Page text: Begin
Hacker News new | ask | show | jobs
by DemocracyFTW2 691 days ago
I stumbled over

    use jiff::{Timestamp, ToSpan};

    fn main() -> Result<(), jiff::Error> {
        let time: Timestamp = "2024-07-11T01:14:00Z".parse()?;
I seem to remember Rust does that thing with interfaces instead of classes, is it that? How come I import a library and all of a sudden strings have a `parse()` method that despite its generic name results in a `Timestamp` object? or is it the left-hand side that determines which meaning `str.parse()` should have? What if I have two libraries, one for dates and one for say, Lisp expressions that both augment strings with a `parse()` method? Why use this syntax at all, why not, say, `Timestamp.parse( str )`? I have so many questions.
6 comments

`parse` is actually an inherent method on `str` that always exists: https://doc.rust-lang.org/core/primitive.str.html#method.par...

Its return type is generic, and here it's inferred from the left hand side. It's implemented using the `FromStr` trait, and you can equivalently write `Timestamp::from_str(t)`.

You're thinking of the "extension trait" pattern for using traits to add methods to existing types when the trait in scope, but that's not what's going on here. Jiff's `ToSpan` mentioned above is an example of that pattern, though: https://docs.rs/jiff/latest/jiff/trait.ToSpan.html

All of these options work and are equivalent.
Page text: End
Available data: Begin
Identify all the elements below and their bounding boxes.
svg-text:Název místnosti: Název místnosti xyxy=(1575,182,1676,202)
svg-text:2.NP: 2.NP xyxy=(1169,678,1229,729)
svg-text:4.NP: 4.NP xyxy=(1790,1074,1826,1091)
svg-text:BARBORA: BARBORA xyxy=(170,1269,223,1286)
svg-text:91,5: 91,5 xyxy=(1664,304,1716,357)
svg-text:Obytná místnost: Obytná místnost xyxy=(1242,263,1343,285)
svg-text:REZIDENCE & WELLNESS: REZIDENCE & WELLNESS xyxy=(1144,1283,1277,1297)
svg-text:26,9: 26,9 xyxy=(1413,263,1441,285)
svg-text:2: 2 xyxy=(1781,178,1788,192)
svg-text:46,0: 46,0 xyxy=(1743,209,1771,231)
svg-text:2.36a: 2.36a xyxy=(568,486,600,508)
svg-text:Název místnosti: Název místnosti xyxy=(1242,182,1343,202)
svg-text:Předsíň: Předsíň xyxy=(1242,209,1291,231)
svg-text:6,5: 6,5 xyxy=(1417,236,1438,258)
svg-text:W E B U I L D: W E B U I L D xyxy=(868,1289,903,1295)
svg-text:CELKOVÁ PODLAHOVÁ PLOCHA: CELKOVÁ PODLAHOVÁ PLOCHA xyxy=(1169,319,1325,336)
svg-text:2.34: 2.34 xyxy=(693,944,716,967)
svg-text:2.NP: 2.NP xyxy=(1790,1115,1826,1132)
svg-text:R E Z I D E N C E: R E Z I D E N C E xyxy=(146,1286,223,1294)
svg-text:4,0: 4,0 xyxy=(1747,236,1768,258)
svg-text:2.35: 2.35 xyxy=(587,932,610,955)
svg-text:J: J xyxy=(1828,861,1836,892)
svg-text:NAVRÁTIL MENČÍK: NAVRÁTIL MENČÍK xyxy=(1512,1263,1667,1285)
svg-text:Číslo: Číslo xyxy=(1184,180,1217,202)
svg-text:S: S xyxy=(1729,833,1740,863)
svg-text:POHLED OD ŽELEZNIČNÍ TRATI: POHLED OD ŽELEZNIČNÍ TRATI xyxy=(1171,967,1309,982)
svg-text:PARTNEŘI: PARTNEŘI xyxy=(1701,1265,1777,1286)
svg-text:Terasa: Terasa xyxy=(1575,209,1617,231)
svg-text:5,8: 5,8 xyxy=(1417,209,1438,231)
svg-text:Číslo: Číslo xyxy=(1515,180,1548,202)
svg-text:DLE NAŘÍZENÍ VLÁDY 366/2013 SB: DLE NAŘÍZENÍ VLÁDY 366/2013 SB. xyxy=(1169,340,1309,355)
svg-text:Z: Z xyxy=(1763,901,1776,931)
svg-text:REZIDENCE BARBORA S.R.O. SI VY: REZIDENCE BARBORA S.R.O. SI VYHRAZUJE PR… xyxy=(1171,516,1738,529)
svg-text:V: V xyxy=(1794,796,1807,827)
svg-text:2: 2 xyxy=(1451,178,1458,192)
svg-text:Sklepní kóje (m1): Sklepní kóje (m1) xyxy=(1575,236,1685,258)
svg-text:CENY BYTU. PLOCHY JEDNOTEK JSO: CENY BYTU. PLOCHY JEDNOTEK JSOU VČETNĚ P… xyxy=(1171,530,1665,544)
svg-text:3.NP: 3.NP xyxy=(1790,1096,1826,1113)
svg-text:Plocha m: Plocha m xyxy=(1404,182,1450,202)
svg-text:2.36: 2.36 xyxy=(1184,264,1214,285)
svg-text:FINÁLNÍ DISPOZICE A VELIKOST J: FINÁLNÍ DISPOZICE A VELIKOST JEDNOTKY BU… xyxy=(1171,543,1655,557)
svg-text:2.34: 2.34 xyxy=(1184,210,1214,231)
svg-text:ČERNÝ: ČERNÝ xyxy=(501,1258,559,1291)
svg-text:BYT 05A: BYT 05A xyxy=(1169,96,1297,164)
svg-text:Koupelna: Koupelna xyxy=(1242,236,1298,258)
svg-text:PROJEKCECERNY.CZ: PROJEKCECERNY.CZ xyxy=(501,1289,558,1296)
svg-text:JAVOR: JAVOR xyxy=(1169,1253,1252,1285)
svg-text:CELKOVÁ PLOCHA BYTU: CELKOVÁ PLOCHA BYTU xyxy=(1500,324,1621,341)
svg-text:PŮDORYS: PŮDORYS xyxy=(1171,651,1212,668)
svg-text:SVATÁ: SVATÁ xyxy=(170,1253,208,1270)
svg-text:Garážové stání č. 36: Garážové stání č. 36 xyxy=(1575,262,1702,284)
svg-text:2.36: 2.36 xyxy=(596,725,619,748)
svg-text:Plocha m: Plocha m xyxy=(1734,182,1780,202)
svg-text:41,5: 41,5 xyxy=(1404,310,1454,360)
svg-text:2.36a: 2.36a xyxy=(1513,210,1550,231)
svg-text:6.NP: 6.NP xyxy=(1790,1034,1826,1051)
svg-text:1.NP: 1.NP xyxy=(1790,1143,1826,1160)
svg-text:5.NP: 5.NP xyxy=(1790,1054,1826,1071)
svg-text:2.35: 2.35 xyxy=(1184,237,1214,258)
Available data: End
Requirement: Continue the Hacker News thread about Rust's `parse()` method from its last line.

Expected output:
- let time = Timestamp::parse("2024-07-11T01:14:00Z")?;

- let time: Timestamp = "2024-07-11T01:14:00Z".parse()?;

- let time = "2024-07-11T01:14:00Z".parse::<Timestamp>()?;

You’re free to choose whatever you prefer, although the compiler needs to be able to infer the type of time. If it can’t, it’ll let you know.

So a fourth option is allowed, as long as the subsequent lines make the type of time unambiguous.

- let time = "2024-07-11T01:14:00Z".parse()?;

This is a direct consequence of Timestamp implementing the FromStr trait.

  let time = Timestamp::from_str("2024-07-11T01:14:00Z")?;
I think you meant :)
Haha, yes I did. If only the HN textbox integrated with rust-analyzer, it would have caught the mistake.
It’s because Timestamp implements the FromStr trait which is one of the first traits everyone learns about when learning rust. So when you say that your value is a Timestamp and the expression is string.parse()?, the compiler knows that it has to use the implementation which returns a Timestamp.

There will never be two libraries that clash because of Rust’s orphan rule: you can only implement either a trait which you define on any type, or define a foreign trait on a type which you define, so there’s no way for some random library to also ship an implementation of FromStr for Timestamp

Although I sure wish sometimes I could just do that my own binary/non-lib projects
Rust will determine what `parse` does based on the inferred return type (which is being explicitly set to `Timestamp` here). This is possible when the return type has `FromStr` trait.
oh I see, almost what I anticipated
> I have so many questions.

Not being snarky, but I suggest starting by reading at least a little about traits? None of your questions are really about this library - it's just FromStr and an orphan rule.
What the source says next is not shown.